(Stored data entries)

==============================

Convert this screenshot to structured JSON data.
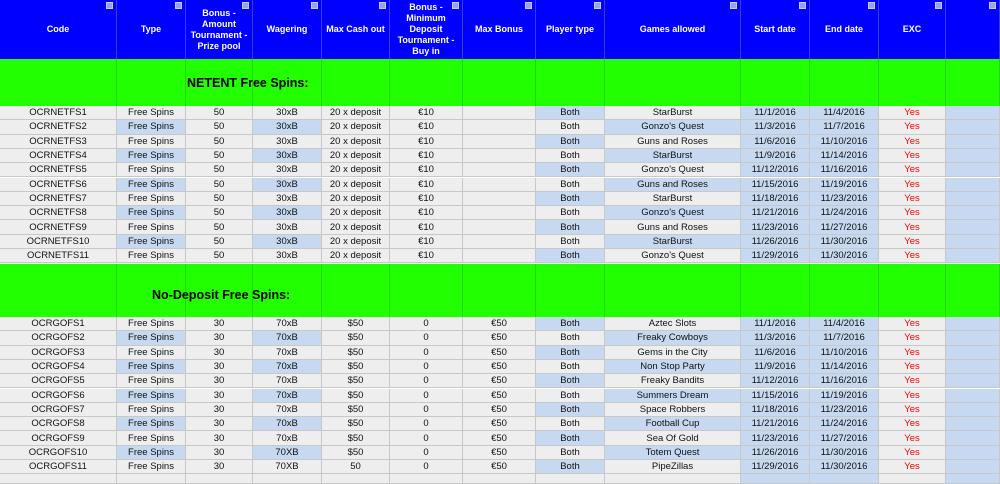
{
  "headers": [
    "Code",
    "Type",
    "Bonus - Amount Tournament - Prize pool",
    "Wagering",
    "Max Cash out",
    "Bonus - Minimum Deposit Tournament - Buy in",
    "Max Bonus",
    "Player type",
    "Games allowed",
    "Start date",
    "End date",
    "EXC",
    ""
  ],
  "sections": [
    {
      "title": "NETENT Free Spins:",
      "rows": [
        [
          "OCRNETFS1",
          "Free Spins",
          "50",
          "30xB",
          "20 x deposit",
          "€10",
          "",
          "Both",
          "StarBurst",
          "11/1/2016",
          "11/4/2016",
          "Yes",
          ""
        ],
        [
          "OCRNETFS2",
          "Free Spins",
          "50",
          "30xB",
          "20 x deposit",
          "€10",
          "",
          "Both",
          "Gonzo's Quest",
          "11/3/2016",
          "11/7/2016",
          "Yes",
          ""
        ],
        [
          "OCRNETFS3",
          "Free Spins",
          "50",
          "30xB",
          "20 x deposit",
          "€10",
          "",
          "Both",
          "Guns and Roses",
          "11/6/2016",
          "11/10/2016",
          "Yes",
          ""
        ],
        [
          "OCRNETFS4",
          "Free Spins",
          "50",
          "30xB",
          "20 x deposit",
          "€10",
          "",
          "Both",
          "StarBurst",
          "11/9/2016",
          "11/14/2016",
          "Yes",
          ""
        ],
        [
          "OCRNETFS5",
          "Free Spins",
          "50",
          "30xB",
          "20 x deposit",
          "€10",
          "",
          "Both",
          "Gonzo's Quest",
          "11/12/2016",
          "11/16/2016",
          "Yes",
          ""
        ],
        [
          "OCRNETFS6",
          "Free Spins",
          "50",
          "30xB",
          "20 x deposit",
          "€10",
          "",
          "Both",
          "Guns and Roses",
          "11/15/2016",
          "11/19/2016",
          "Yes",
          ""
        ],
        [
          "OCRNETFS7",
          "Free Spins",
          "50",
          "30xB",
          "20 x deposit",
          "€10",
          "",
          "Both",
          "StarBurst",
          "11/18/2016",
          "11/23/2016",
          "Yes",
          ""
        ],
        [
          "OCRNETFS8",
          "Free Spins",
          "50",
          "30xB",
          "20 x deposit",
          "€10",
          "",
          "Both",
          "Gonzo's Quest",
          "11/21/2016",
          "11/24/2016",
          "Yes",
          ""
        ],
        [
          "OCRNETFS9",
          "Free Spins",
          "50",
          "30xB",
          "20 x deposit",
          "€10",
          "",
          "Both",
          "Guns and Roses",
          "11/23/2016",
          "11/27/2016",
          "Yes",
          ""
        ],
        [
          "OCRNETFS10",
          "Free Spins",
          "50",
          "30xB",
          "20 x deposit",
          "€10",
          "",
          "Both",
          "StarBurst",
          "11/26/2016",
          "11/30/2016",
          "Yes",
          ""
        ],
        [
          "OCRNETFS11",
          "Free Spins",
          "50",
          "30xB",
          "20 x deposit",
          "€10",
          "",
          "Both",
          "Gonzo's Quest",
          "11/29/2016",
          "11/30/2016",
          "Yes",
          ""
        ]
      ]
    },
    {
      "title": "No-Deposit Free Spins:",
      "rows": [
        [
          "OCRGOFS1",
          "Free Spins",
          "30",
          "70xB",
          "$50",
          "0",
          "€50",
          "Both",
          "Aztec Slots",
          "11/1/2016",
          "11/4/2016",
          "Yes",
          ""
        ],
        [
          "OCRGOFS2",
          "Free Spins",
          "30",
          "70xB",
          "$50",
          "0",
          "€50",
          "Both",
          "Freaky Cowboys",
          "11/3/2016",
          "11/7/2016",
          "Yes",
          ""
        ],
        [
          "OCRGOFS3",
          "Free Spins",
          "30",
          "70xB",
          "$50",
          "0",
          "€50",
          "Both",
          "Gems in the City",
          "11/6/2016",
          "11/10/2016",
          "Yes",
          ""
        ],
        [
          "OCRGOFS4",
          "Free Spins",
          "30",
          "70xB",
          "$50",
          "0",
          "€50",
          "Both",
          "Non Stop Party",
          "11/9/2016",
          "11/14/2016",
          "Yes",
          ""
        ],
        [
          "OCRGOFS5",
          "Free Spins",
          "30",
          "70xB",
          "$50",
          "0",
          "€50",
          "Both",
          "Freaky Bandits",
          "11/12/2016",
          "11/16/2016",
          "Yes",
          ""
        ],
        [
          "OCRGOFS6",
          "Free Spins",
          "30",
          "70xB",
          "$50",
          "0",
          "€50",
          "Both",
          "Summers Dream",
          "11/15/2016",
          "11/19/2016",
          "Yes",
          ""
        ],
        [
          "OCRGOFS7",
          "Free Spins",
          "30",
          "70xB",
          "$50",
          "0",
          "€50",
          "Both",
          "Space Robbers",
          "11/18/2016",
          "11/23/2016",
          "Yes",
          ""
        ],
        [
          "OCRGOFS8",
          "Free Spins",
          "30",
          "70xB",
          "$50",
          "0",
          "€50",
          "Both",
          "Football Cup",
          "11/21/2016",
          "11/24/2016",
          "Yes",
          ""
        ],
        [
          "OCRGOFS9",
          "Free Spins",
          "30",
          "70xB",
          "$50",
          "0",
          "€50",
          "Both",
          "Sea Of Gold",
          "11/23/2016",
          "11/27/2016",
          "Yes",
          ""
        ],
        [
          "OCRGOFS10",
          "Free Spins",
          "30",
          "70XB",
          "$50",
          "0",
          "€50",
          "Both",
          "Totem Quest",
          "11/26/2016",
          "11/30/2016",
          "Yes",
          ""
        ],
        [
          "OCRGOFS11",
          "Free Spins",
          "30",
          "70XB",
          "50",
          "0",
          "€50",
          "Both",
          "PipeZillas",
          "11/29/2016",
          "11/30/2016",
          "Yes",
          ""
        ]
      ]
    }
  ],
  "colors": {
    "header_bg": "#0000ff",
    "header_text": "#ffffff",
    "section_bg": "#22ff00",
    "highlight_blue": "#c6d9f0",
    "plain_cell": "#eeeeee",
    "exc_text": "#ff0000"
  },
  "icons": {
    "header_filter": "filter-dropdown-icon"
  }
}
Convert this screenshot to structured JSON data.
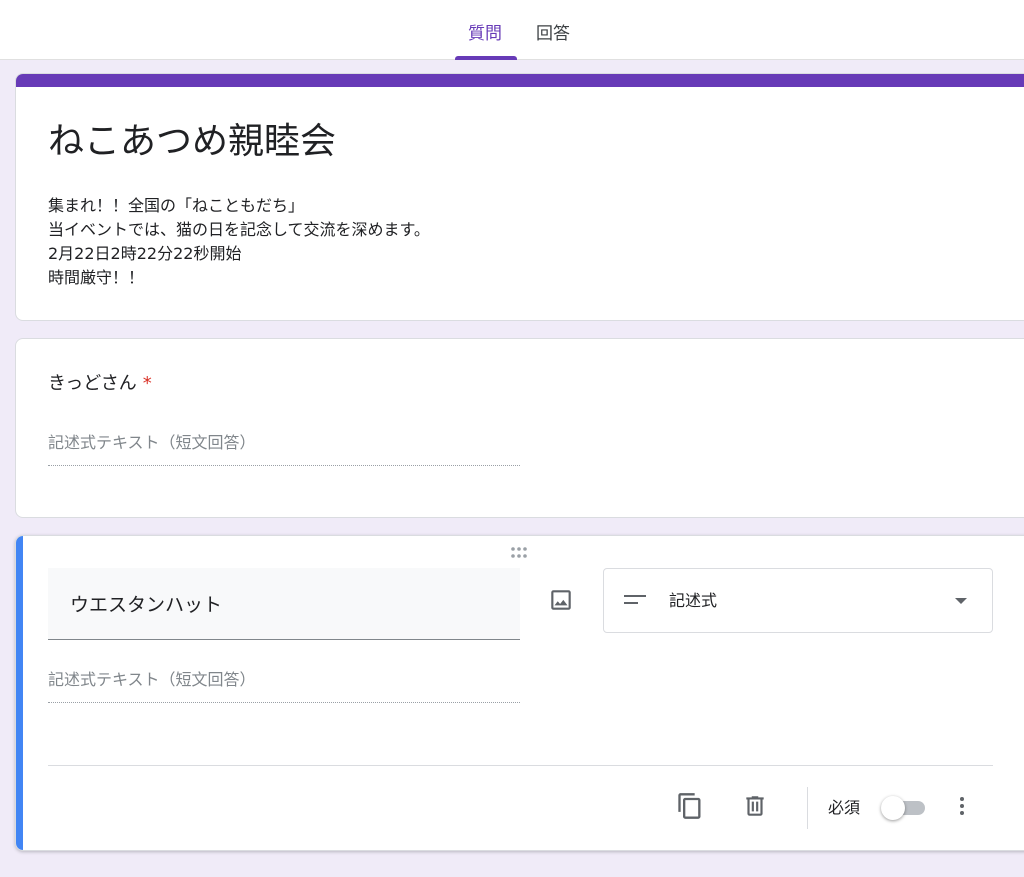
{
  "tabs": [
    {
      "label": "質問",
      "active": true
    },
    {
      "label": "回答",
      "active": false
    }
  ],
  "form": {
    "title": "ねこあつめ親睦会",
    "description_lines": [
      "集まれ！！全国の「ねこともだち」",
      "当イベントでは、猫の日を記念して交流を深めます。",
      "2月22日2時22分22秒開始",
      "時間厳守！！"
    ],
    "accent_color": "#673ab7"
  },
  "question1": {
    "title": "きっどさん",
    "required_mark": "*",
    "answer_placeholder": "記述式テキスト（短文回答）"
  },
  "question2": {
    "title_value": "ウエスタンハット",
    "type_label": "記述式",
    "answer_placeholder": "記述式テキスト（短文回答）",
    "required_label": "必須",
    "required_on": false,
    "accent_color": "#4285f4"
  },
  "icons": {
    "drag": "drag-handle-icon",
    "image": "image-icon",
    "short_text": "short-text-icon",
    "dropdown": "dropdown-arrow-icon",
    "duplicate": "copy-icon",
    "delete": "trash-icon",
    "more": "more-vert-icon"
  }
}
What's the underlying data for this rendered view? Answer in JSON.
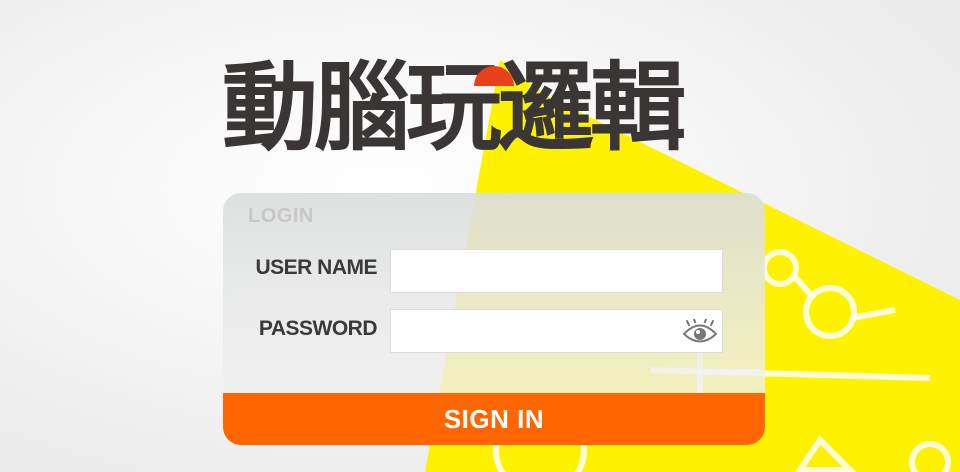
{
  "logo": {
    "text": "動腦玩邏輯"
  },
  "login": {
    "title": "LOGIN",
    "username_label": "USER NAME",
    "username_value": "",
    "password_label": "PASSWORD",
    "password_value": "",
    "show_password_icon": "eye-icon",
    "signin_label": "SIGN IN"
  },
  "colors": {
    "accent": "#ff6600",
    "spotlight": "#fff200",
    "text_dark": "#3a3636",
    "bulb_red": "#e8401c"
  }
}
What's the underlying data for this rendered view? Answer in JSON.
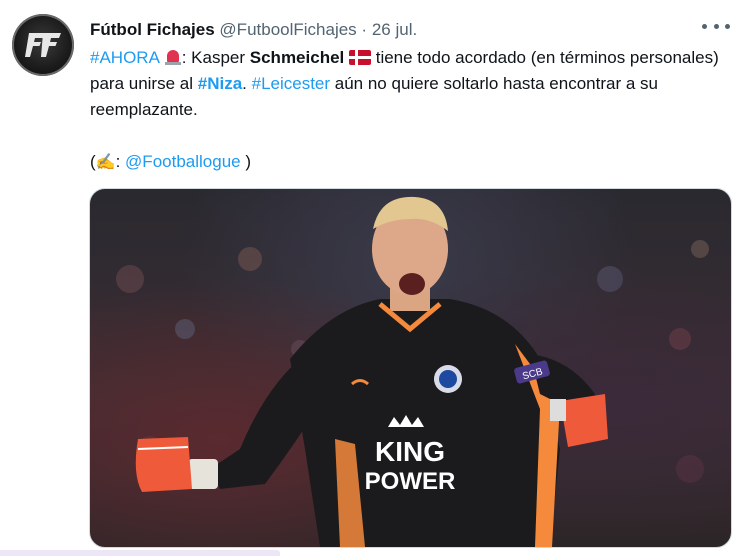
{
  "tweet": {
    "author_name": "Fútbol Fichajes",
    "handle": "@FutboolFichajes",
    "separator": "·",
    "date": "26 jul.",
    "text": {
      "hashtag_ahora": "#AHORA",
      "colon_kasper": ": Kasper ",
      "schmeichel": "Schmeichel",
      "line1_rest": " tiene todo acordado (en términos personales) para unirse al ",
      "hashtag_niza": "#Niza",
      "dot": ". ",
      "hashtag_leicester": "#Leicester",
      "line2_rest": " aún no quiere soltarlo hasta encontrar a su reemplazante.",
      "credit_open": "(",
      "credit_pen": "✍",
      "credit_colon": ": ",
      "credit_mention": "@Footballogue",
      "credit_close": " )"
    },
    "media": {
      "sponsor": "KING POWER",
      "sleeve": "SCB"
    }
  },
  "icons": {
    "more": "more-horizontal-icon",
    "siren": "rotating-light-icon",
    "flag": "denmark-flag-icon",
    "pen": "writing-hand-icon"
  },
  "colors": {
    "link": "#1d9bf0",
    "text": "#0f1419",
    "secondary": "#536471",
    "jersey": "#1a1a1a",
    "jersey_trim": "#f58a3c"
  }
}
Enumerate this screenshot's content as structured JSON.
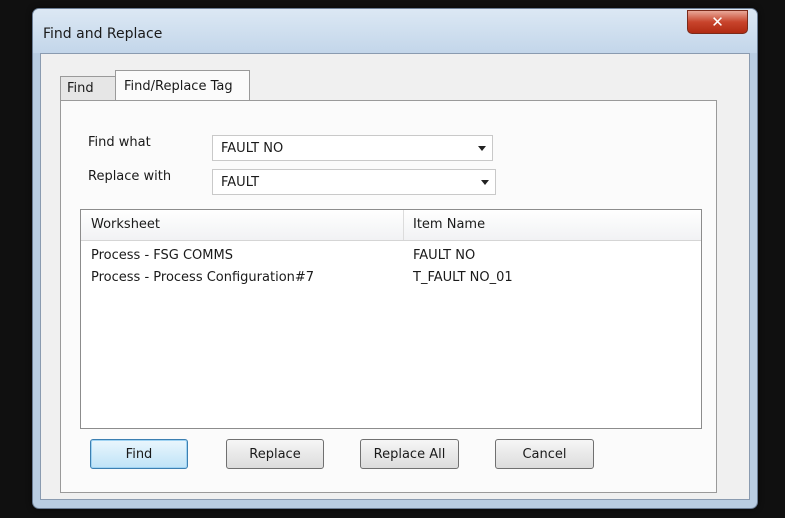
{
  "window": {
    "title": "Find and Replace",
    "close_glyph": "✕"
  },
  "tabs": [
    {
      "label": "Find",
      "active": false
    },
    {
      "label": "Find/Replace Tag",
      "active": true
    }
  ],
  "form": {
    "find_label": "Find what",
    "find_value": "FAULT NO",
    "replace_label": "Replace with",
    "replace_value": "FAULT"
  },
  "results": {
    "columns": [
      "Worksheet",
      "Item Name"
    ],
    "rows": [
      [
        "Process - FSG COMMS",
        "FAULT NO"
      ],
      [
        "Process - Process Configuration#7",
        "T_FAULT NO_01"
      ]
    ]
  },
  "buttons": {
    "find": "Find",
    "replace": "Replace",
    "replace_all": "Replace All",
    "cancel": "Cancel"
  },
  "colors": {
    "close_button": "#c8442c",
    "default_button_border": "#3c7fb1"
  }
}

==============================

Requirements: Beginning with the line with "Enumerate this screenshot's", repeat the entries above exactly, up to and including the last line, leaving out pictures.

Task solution:
Enumerate this screenshot's content as structured JSON.
{
  "window": {
    "title": "Find and Replace",
    "close_glyph": "✕"
  },
  "tabs": [
    {
      "label": "Find",
      "active": false
    },
    {
      "label": "Find/Replace Tag",
      "active": true
    }
  ],
  "form": {
    "find_label": "Find what",
    "find_value": "FAULT NO",
    "replace_label": "Replace with",
    "replace_value": "FAULT"
  },
  "results": {
    "columns": [
      "Worksheet",
      "Item Name"
    ],
    "rows": [
      [
        "Process - FSG COMMS",
        "FAULT NO"
      ],
      [
        "Process - Process Configuration#7",
        "T_FAULT NO_01"
      ]
    ]
  },
  "buttons": {
    "find": "Find",
    "replace": "Replace",
    "replace_all": "Replace All",
    "cancel": "Cancel"
  },
  "colors": {
    "close_button": "#c8442c",
    "default_button_border": "#3c7fb1"
  }
}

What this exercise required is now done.